- GIVEN DATA -
====================

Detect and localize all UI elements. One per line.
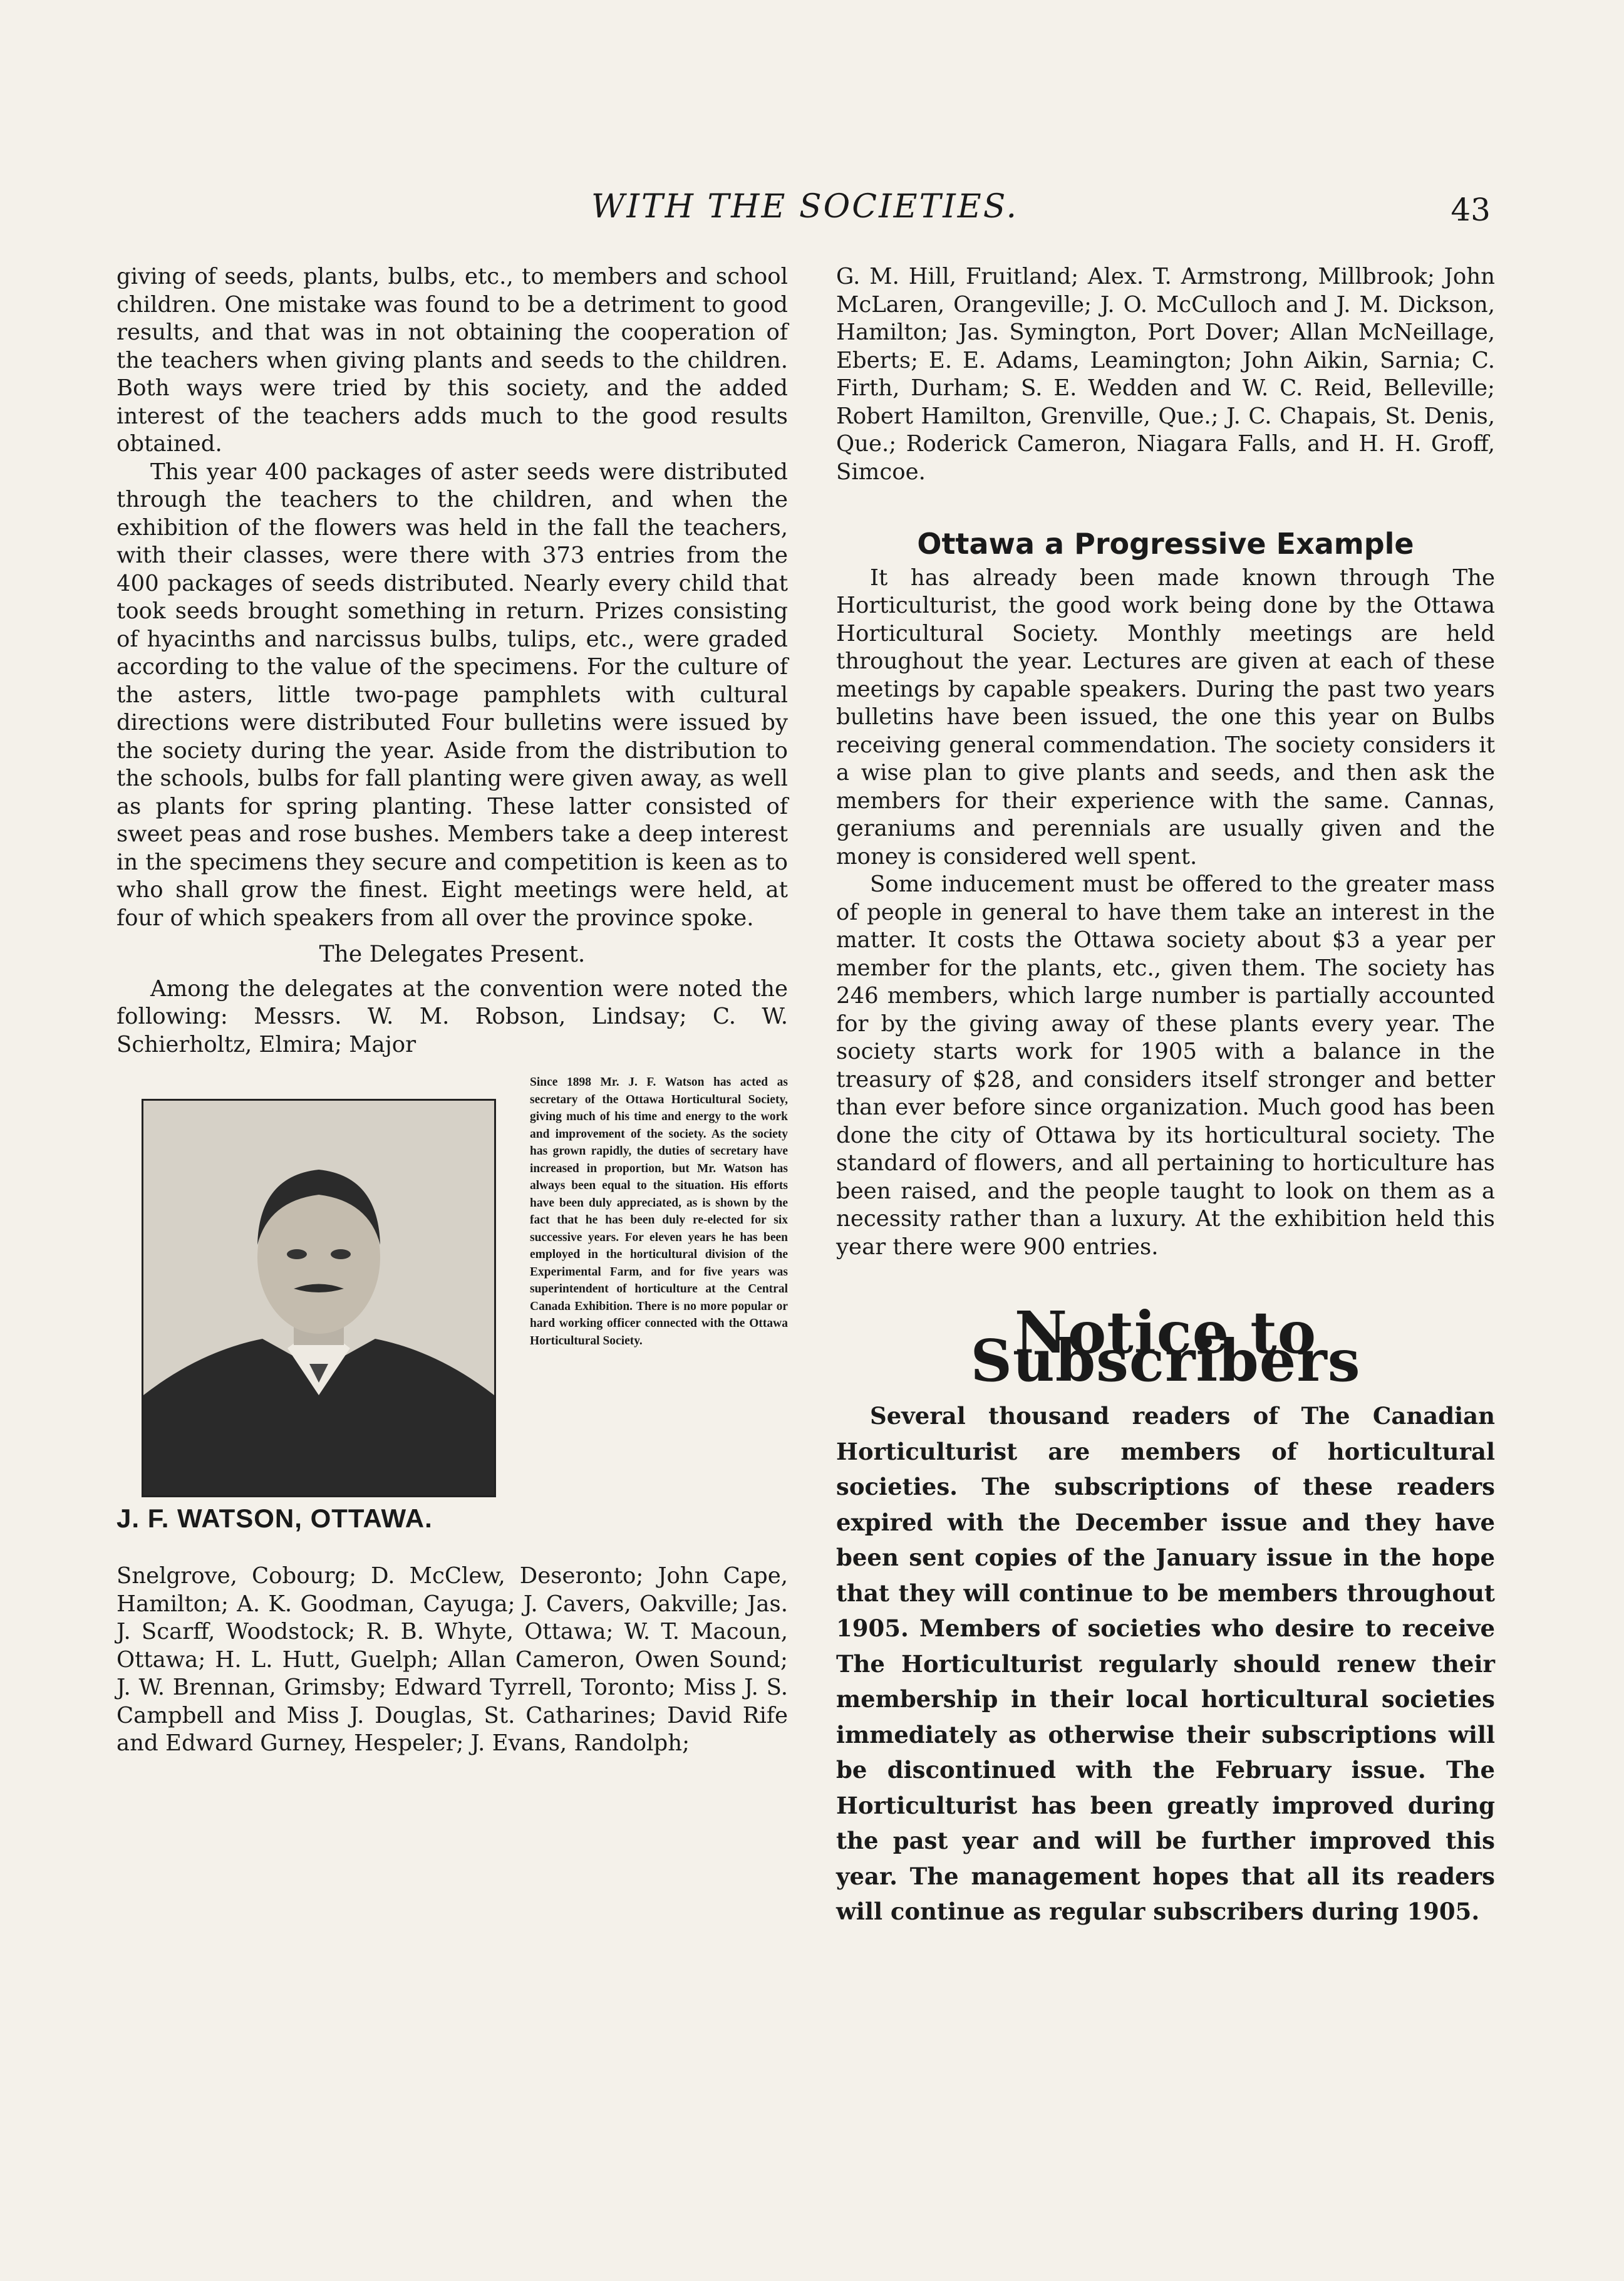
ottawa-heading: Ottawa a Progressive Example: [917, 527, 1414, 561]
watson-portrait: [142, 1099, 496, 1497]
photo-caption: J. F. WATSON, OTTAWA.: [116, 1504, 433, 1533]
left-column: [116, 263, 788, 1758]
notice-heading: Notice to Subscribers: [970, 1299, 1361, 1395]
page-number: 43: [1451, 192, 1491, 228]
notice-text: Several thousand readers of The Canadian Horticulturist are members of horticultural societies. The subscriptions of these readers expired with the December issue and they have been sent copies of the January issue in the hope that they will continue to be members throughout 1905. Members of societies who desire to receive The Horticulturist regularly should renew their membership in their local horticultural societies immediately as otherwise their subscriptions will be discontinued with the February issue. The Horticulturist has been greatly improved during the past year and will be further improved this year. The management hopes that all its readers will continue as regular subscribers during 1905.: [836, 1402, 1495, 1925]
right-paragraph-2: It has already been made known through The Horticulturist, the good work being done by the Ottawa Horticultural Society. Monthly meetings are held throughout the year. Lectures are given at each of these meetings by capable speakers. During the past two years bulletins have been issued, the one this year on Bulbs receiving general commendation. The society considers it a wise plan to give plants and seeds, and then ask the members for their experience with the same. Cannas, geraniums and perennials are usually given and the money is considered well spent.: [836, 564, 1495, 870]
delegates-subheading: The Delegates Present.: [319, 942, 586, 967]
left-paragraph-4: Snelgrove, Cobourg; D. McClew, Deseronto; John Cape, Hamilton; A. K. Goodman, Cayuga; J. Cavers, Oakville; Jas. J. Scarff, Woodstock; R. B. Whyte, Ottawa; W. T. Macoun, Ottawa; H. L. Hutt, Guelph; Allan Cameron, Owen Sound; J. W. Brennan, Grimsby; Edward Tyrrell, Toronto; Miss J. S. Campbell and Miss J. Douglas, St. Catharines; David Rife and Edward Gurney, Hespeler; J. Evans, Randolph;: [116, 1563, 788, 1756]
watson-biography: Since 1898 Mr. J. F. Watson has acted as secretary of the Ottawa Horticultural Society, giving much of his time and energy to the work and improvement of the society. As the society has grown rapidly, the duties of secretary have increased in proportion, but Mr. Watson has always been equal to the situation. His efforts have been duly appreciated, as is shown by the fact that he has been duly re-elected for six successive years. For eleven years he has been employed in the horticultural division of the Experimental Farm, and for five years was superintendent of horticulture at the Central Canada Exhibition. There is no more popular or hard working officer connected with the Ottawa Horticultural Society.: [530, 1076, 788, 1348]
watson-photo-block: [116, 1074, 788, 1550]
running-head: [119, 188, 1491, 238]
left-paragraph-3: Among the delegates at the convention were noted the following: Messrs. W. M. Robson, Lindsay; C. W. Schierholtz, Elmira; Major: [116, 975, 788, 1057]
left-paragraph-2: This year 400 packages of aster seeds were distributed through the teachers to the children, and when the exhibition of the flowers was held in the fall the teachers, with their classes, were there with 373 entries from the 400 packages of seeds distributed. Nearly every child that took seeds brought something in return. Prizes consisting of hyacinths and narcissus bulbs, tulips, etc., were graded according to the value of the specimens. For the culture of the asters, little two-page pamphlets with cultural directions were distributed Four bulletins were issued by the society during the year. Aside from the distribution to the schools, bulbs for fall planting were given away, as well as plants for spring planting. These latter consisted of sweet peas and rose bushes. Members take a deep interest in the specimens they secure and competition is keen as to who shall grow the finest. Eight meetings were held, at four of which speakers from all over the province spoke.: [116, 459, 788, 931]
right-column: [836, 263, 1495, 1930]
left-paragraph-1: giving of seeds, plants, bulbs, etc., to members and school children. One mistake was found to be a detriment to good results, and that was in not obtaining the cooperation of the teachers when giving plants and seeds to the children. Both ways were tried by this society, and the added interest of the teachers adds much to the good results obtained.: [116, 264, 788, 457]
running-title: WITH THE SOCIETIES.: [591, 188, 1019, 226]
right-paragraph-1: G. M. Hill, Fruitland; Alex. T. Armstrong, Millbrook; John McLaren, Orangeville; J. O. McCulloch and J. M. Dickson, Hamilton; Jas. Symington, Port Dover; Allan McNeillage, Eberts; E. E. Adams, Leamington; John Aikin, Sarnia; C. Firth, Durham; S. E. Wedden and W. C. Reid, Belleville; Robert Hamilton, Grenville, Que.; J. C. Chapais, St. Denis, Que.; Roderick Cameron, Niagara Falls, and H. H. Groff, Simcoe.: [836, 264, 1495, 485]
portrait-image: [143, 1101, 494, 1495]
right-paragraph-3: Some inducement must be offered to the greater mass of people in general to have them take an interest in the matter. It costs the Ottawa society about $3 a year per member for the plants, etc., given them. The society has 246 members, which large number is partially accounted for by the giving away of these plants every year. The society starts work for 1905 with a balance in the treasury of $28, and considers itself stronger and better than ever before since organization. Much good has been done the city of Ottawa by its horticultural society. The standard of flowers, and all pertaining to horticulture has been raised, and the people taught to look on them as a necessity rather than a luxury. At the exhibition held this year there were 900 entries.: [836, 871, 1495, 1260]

====================

- TO DO -
Repeat the records starting at the line that contains "ottawa-heading: Ottawa a" and ending at the line that contains "page-number: 43: [1451, 192, 1491, 228]", both included, exactly as they appear.

- RESPONSE -
ottawa-heading: Ottawa a Progressive Example: [917, 527, 1414, 561]
watson-portrait: [142, 1099, 496, 1497]
photo-caption: J. F. WATSON, OTTAWA.: [116, 1504, 433, 1533]
left-column: [116, 263, 788, 1758]
notice-heading: Notice to Subscribers: [970, 1299, 1361, 1395]
page-number: 43: [1451, 192, 1491, 228]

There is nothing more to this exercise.